Exercise instructions:
Report only how many lines of the entries below contain the string "route".

Extracted material:
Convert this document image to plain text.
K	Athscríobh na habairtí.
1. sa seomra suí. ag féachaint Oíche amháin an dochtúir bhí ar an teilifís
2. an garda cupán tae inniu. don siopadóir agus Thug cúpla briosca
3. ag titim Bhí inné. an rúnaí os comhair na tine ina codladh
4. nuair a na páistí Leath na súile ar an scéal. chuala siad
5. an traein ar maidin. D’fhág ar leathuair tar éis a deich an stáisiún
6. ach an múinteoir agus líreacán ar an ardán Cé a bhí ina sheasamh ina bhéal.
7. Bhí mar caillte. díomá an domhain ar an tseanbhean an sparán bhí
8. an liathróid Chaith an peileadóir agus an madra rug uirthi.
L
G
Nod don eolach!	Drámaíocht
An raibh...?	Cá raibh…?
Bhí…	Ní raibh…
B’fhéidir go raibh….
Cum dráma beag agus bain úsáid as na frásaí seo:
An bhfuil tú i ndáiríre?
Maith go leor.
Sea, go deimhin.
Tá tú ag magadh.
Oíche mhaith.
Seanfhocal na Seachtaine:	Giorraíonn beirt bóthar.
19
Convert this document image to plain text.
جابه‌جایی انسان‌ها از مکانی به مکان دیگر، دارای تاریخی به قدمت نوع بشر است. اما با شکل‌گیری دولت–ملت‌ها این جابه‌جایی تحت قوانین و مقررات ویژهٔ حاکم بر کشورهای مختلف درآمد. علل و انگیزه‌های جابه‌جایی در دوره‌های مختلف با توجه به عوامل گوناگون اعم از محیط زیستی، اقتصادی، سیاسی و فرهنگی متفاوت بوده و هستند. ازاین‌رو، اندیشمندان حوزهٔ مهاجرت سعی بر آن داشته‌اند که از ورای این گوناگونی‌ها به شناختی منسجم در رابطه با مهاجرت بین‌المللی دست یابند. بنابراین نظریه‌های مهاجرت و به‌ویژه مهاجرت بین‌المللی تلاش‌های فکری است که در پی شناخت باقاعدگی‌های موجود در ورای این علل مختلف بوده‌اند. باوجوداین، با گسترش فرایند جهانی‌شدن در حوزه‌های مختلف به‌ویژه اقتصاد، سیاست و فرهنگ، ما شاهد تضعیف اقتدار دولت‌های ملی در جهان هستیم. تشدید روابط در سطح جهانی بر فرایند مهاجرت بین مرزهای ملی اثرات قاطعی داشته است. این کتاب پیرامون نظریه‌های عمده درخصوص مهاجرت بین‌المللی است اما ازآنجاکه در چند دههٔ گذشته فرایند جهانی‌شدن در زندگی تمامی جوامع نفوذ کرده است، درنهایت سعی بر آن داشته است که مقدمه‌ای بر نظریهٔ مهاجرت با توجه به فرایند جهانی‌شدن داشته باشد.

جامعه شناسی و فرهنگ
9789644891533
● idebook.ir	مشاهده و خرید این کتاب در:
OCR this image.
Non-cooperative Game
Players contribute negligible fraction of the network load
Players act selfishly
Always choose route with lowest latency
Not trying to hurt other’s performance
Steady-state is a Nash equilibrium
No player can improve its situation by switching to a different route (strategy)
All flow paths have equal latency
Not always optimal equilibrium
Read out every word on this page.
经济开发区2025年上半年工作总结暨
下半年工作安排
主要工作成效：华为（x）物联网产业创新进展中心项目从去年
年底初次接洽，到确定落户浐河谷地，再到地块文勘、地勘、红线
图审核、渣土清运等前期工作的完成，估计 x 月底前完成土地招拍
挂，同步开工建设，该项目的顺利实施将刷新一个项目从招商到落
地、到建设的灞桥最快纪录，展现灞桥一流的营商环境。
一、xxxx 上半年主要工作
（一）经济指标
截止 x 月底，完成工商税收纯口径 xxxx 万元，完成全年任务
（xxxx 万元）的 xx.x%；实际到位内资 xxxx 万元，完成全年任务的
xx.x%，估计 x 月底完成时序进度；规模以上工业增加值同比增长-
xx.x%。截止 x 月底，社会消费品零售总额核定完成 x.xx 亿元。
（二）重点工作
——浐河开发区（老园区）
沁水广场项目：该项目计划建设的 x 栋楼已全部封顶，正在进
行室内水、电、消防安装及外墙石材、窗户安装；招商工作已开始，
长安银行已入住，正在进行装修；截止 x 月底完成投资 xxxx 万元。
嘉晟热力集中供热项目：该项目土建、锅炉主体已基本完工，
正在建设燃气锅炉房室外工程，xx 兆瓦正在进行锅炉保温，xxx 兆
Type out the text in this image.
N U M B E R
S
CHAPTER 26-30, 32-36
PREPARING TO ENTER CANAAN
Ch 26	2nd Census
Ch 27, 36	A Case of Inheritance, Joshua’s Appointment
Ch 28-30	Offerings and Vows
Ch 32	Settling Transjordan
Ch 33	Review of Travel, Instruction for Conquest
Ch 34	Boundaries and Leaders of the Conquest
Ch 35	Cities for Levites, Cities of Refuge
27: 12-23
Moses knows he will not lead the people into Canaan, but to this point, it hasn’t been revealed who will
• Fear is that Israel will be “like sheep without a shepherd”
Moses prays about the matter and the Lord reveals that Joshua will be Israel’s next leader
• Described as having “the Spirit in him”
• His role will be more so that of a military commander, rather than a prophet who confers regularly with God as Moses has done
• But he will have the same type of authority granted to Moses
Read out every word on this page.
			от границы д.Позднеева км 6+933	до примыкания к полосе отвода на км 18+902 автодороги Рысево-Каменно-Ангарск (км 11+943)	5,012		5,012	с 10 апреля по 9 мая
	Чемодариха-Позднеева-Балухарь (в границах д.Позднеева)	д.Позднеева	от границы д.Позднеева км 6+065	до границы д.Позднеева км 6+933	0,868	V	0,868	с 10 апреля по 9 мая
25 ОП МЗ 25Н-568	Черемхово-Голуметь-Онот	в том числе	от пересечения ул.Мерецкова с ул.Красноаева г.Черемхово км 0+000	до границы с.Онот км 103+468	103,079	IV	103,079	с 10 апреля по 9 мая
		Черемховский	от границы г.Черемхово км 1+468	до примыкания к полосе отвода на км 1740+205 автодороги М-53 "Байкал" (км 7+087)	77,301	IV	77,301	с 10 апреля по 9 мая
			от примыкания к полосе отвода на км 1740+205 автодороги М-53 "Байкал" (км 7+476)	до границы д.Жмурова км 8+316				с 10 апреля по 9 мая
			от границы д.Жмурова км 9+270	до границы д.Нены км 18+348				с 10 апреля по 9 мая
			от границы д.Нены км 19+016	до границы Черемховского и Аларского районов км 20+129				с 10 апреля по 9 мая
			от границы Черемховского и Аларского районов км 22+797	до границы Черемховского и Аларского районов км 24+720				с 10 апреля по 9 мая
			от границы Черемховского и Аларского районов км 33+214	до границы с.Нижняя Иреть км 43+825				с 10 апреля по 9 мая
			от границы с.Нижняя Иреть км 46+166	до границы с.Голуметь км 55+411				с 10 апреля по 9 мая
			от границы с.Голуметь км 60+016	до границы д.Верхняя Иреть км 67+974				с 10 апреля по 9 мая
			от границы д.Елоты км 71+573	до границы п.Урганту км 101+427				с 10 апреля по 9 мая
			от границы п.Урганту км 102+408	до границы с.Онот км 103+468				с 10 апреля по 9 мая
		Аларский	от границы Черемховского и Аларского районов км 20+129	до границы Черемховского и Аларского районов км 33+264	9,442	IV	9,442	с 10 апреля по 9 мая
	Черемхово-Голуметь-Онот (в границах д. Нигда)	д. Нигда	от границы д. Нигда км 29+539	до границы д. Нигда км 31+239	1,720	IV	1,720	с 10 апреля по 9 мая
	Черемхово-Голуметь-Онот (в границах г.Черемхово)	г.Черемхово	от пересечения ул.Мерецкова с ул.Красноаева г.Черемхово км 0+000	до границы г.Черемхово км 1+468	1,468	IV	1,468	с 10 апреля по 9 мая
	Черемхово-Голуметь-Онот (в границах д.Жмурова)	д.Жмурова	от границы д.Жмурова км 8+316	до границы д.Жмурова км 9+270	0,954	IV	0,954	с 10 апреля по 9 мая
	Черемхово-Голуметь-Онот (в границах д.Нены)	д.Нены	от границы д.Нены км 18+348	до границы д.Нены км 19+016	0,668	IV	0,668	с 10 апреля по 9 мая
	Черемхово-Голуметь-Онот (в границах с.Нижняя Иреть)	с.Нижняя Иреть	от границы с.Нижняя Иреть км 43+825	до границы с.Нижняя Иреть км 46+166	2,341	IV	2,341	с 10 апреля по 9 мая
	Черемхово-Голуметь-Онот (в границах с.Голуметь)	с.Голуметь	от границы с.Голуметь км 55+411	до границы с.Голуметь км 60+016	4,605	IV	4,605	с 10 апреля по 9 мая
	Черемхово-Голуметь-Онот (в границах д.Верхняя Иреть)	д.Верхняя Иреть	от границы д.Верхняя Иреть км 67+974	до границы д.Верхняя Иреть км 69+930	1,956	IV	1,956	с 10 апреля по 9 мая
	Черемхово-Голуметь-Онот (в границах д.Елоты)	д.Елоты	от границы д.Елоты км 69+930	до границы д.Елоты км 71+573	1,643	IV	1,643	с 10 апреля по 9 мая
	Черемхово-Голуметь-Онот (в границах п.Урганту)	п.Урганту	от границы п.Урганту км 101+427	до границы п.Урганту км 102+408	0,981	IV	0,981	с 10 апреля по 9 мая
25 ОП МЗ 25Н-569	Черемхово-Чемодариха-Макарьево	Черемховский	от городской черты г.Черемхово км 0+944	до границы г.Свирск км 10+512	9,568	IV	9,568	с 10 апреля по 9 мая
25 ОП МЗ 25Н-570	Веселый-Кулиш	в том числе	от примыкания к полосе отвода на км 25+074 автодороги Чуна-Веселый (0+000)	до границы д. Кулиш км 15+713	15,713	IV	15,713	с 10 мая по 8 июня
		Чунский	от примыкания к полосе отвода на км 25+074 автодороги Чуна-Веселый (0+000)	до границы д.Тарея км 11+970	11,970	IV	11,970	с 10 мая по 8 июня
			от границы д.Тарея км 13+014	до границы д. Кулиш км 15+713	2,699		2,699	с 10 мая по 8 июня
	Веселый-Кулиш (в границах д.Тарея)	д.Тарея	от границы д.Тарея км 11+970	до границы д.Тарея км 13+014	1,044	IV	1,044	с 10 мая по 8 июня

Final answer:
2